» AIM:
Find and return each line containing "artistas".

── MATERIALS PROVIDED

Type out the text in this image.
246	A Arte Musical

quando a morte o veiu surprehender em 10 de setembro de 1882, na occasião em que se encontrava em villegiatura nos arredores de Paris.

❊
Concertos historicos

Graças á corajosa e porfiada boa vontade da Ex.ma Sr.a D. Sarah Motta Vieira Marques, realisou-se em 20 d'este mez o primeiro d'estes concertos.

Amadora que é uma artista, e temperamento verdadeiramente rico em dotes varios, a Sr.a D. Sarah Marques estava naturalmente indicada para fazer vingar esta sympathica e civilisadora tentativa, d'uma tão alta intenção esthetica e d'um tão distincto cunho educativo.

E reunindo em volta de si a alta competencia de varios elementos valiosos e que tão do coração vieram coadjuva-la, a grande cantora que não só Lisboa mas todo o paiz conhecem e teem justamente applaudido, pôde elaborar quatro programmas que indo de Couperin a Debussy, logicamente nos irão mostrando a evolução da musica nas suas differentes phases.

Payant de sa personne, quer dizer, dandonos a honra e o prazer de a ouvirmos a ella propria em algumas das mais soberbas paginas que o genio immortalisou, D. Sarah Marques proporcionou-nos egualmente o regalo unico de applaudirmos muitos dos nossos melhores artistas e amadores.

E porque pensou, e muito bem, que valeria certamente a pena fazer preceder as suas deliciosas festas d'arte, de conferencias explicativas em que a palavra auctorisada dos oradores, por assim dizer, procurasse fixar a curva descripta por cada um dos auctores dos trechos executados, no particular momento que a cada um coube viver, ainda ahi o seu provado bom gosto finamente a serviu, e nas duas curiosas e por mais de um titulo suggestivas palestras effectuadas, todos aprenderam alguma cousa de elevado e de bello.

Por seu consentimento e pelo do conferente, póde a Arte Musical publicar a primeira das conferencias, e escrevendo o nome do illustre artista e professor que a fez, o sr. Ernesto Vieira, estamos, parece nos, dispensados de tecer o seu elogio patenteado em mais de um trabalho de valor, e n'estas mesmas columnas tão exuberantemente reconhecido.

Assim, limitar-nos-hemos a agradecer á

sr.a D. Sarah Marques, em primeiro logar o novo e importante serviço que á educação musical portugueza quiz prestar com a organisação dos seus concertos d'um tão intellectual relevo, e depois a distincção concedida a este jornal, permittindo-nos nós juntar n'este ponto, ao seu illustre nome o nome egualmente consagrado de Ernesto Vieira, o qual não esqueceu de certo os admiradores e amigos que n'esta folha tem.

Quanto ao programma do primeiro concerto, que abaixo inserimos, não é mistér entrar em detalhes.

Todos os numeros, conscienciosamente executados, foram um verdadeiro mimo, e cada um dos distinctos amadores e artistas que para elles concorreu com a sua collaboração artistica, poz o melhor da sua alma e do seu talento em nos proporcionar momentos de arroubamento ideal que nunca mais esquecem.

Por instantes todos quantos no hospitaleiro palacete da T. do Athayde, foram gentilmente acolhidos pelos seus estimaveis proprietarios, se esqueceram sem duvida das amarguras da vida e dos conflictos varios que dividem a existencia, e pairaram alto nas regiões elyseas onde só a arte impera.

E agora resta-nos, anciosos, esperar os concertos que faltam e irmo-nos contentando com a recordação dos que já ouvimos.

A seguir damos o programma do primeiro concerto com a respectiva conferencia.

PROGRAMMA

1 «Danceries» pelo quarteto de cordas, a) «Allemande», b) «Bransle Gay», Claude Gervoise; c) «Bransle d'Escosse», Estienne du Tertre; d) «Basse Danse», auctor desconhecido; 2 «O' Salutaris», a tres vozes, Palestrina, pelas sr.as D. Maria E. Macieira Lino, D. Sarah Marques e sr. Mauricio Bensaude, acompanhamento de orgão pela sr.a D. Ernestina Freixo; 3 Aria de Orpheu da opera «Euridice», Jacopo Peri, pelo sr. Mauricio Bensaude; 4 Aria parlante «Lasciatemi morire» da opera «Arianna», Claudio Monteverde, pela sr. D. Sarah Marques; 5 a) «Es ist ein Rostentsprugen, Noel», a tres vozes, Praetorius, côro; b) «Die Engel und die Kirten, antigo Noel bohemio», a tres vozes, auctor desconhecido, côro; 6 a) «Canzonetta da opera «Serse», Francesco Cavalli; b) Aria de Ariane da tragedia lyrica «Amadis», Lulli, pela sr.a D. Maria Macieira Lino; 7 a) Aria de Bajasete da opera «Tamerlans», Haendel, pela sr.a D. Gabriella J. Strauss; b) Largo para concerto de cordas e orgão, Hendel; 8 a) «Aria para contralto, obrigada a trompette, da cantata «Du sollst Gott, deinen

────

» FINAL RESULT:
Payant de sa personne, quer dizer, dandonos a honra e o prazer de a ouvirmos a ella propria em algumas das mais soberbas paginas que o genio immortalisou, D. Sarah Marques proporcionou-nos egualmente o regalo unico de applaudirmos muitos dos nossos melhores artistas e amadores.
Todos os numeros, conscienciosamente executados, foram um verdadeiro mimo, e cada um dos distinctos amadores e artistas que para elles concorreu com a sua collaboração artistica, poz o melhor da sua alma e do seu talento em nos proporcionar momentos de arroubamento ideal que nunca mais esquecem.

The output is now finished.